▶ Records for the exercise:

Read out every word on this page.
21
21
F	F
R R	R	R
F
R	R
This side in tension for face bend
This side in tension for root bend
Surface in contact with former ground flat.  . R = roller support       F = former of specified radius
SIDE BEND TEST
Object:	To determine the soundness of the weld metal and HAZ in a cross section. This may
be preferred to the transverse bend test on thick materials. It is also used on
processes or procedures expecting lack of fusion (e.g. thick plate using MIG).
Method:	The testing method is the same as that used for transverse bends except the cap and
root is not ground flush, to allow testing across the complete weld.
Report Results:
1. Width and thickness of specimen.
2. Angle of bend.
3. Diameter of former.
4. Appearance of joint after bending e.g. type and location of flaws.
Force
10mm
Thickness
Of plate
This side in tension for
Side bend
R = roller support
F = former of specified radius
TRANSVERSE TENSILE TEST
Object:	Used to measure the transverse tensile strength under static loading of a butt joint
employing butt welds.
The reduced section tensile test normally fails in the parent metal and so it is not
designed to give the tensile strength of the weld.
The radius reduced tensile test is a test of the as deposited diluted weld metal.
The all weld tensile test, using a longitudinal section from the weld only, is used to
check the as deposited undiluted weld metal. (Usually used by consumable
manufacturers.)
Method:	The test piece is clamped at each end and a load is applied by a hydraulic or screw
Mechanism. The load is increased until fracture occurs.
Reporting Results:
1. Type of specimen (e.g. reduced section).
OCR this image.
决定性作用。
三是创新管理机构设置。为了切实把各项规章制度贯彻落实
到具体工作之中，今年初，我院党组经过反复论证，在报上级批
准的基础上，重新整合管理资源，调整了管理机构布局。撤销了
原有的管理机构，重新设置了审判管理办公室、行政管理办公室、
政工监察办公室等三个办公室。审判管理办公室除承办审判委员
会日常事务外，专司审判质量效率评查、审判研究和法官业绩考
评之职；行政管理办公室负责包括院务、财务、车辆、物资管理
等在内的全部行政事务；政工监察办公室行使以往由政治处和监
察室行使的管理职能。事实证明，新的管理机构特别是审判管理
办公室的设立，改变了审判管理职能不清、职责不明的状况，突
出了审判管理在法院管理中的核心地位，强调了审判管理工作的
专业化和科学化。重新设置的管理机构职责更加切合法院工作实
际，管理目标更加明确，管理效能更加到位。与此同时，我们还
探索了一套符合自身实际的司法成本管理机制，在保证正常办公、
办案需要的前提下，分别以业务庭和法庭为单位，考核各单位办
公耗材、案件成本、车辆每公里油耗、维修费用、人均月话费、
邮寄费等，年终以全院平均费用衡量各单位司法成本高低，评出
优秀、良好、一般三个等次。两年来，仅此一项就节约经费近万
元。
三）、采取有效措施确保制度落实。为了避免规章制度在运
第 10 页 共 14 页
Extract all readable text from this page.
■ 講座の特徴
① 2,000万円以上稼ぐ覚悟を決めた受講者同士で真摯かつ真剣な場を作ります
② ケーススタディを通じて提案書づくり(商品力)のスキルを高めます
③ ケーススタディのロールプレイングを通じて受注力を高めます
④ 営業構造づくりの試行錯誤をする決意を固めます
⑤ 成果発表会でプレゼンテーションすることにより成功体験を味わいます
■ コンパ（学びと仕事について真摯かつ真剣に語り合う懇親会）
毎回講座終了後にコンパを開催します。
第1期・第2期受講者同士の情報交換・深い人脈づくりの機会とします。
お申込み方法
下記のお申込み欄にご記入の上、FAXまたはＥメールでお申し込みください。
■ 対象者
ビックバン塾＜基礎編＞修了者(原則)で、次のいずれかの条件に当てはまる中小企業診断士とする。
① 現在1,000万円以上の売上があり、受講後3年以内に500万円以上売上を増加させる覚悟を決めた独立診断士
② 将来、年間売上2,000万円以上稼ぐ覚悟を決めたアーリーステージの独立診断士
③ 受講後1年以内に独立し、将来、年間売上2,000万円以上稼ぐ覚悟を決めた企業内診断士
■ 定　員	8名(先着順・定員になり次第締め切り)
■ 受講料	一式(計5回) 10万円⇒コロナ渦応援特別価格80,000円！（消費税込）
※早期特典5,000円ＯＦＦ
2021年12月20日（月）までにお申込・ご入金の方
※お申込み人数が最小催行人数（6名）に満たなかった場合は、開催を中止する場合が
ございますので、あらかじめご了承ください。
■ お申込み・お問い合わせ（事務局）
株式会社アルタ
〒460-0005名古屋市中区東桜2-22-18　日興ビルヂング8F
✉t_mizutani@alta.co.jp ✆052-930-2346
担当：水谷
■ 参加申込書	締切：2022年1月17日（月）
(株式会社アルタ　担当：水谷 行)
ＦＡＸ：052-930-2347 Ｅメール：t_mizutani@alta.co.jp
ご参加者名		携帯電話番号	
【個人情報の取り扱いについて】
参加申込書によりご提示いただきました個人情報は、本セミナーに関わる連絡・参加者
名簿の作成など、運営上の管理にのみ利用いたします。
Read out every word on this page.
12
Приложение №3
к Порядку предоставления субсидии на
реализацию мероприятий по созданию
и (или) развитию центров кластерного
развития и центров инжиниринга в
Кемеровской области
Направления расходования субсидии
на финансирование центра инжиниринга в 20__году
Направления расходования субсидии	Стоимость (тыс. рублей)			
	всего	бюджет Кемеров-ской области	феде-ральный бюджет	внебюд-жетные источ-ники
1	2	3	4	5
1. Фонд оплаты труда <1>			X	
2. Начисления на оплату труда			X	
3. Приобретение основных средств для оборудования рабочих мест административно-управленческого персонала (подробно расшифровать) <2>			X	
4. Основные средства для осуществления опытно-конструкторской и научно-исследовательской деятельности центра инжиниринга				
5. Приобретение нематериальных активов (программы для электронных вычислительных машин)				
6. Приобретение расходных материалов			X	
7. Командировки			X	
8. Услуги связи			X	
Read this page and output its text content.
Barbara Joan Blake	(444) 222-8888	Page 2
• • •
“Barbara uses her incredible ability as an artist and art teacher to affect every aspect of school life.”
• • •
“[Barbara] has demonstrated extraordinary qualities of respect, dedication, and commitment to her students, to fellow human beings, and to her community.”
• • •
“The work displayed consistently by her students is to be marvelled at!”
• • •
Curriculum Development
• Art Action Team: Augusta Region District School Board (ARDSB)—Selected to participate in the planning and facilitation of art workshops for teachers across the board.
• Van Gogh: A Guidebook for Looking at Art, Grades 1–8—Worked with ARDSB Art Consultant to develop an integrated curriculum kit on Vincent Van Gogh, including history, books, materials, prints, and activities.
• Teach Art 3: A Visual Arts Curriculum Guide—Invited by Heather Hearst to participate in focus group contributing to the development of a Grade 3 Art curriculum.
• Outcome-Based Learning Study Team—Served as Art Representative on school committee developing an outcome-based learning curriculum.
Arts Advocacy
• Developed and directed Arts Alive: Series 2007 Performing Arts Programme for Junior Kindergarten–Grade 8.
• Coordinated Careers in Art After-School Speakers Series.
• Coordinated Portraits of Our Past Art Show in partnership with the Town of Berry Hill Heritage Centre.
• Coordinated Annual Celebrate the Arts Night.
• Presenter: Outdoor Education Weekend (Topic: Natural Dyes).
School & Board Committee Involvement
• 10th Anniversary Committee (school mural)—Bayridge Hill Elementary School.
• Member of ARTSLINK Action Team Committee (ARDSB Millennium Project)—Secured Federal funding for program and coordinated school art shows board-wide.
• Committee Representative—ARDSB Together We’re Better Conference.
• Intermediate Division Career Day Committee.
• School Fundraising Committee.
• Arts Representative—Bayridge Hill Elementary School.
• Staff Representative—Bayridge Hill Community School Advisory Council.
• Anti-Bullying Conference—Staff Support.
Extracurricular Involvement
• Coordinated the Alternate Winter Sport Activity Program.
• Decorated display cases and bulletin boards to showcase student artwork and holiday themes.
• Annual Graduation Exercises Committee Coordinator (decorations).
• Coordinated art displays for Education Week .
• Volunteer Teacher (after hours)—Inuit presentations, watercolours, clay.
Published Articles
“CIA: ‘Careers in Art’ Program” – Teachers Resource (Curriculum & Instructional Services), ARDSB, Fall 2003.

▶ Problem statement: Which lines in the data above contain "former"? Show each one.

▶ Task solution:
Surface in contact with former ground flat.  . R = roller support       F = former of specified radius
3. Diameter of former.
F = former of specified radius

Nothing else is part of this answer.